- **TO DO**: Retype all of the data exactly as given.

- **SUPPLIED ENTRIES**:
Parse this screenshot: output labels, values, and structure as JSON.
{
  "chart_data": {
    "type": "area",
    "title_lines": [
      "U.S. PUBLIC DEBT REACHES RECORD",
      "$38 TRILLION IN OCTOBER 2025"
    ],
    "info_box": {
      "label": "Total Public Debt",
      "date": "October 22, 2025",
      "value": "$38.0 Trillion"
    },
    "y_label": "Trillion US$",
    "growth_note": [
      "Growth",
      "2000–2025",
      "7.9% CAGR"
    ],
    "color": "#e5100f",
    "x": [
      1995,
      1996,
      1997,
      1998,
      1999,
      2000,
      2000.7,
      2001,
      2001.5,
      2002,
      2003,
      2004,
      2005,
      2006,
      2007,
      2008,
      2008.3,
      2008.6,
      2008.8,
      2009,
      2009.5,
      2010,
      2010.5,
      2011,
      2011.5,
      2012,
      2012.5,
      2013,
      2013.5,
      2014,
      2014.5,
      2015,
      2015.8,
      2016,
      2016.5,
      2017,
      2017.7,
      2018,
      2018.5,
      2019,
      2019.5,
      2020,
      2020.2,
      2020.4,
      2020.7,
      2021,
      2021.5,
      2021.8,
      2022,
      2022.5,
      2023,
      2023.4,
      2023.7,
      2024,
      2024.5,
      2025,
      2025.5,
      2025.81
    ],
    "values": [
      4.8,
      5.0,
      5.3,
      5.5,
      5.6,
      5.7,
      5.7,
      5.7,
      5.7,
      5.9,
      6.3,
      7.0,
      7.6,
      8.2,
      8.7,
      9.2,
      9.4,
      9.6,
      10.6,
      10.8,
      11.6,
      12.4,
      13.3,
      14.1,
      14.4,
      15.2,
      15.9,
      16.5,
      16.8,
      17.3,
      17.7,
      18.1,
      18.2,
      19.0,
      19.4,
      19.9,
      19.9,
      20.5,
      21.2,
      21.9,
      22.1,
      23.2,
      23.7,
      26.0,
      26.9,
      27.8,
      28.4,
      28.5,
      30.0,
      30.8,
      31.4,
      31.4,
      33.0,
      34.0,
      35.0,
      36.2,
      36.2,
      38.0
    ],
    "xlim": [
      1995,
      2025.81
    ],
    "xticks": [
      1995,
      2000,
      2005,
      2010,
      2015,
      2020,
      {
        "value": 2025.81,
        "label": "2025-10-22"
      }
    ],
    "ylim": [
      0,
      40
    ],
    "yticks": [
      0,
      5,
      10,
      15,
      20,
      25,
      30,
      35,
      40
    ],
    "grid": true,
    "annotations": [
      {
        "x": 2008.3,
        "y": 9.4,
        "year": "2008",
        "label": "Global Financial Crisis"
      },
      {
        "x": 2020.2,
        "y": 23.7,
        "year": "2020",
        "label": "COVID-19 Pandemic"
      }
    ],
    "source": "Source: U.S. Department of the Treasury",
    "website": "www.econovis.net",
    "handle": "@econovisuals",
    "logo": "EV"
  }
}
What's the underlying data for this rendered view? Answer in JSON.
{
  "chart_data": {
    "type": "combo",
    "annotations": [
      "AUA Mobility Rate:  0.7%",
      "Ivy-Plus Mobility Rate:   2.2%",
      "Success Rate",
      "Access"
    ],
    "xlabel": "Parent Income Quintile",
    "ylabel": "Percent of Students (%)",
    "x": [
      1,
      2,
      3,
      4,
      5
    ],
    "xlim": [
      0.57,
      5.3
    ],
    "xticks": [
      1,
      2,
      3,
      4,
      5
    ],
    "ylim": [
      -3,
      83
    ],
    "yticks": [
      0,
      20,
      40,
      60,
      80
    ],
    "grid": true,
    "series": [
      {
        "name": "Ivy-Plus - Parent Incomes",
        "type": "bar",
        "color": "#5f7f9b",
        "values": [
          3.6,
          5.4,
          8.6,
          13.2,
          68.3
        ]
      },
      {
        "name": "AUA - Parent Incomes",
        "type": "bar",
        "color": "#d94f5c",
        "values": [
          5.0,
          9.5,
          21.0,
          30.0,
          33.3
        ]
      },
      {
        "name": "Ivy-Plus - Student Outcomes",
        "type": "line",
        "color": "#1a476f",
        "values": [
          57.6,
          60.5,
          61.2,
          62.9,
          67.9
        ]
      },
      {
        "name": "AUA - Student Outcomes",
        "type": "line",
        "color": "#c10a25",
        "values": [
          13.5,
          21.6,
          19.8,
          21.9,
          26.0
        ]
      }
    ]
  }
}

- **FULL ANSWER**:
Parse this screenshot: output labels, values, and structure as JSON.
{
  "chart_data": {
    "type": "area",
    "title_lines": [
      "U.S. PUBLIC DEBT REACHES RECORD",
      "$38 TRILLION IN OCTOBER 2025"
    ],
    "info_box": {
      "label": "Total Public Debt",
      "date": "October 22, 2025",
      "value": "$38.0 Trillion"
    },
    "y_label": "Trillion US$",
    "growth_note": [
      "Growth",
      "2000–2025",
      "7.9% CAGR"
    ],
    "color": "#e5100f",
    "x": [
      1995,
      1996,
      1997,
      1998,
      1999,
      2000,
      2000.7,
      2001,
      2001.5,
      2002,
      2003,
      2004,
      2005,
      2006,
      2007,
      2008,
      2008.3,
      2008.6,
      2008.8,
      2009,
      2009.5,
      2010,
      2010.5,
      2011,
      2011.5,
      2012,
      2012.5,
      2013,
      2013.5,
      2014,
      2014.5,
      2015,
      2015.8,
      2016,
      2016.5,
      2017,
      2017.7,
      2018,
      2018.5,
      2019,
      2019.5,
      2020,
      2020.2,
      2020.4,
      2020.7,
      2021,
      2021.5,
      2021.8,
      2022,
      2022.5,
      2023,
      2023.4,
      2023.7,
      2024,
      2024.5,
      2025,
      2025.5,
      2025.81
    ],
    "values": [
      4.8,
      5.0,
      5.3,
      5.5,
      5.6,
      5.7,
      5.7,
      5.7,
      5.7,
      5.9,
      6.3,
      7.0,
      7.6,
      8.2,
      8.7,
      9.2,
      9.4,
      9.6,
      10.6,
      10.8,
      11.6,
      12.4,
      13.3,
      14.1,
      14.4,
      15.2,
      15.9,
      16.5,
      16.8,
      17.3,
      17.7,
      18.1,
      18.2,
      19.0,
      19.4,
      19.9,
      19.9,
      20.5,
      21.2,
      21.9,
      22.1,
      23.2,
      23.7,
      26.0,
      26.9,
      27.8,
      28.4,
      28.5,
      30.0,
      30.8,
      31.4,
      31.4,
      33.0,
      34.0,
      35.0,
      36.2,
      36.2,
      38.0
    ],
    "xlim": [
      1995,
      2025.81
    ],
    "xticks": [
      1995,
      2000,
      2005,
      2010,
      2015,
      2020,
      {
        "value": 2025.81,
        "label": "2025-10-22"
      }
    ],
    "ylim": [
      0,
      40
    ],
    "yticks": [
      0,
      5,
      10,
      15,
      20,
      25,
      30,
      35,
      40
    ],
    "grid": true,
    "annotations": [
      {
        "x": 2008.3,
        "y": 9.4,
        "year": "2008",
        "label": "Global Financial Crisis"
      },
      {
        "x": 2020.2,
        "y": 23.7,
        "year": "2020",
        "label": "COVID-19 Pandemic"
      }
    ],
    "source": "Source: U.S. Department of the Treasury",
    "website": "www.econovis.net",
    "handle": "@econovisuals",
    "logo": "EV"
  }
}
What's the underlying data for this rendered view? Answer in JSON.
{
  "chart_data": {
    "type": "combo",
    "annotations": [
      "AUA Mobility Rate:  0.7%",
      "Ivy-Plus Mobility Rate:   2.2%",
      "Success Rate",
      "Access"
    ],
    "xlabel": "Parent Income Quintile",
    "ylabel": "Percent of Students (%)",
    "x": [
      1,
      2,
      3,
      4,
      5
    ],
    "xlim": [
      0.57,
      5.3
    ],
    "xticks": [
      1,
      2,
      3,
      4,
      5
    ],
    "ylim": [
      -3,
      83
    ],
    "yticks": [
      0,
      20,
      40,
      60,
      80
    ],
    "grid": true,
    "series": [
      {
        "name": "Ivy-Plus - Parent Incomes",
        "type": "bar",
        "color": "#5f7f9b",
        "values": [
          3.6,
          5.4,
          8.6,
          13.2,
          68.3
        ]
      },
      {
        "name": "AUA - Parent Incomes",
        "type": "bar",
        "color": "#d94f5c",
        "values": [
          5.0,
          9.5,
          21.0,
          30.0,
          33.3
        ]
      },
      {
        "name": "Ivy-Plus - Student Outcomes",
        "type": "line",
        "color": "#1a476f",
        "values": [
          57.6,
          60.5,
          61.2,
          62.9,
          67.9
        ]
      },
      {
        "name": "AUA - Student Outcomes",
        "type": "line",
        "color": "#c10a25",
        "values": [
          13.5,
          21.6,
          19.8,
          21.9,
          26.0
        ]
      }
    ]
  }
}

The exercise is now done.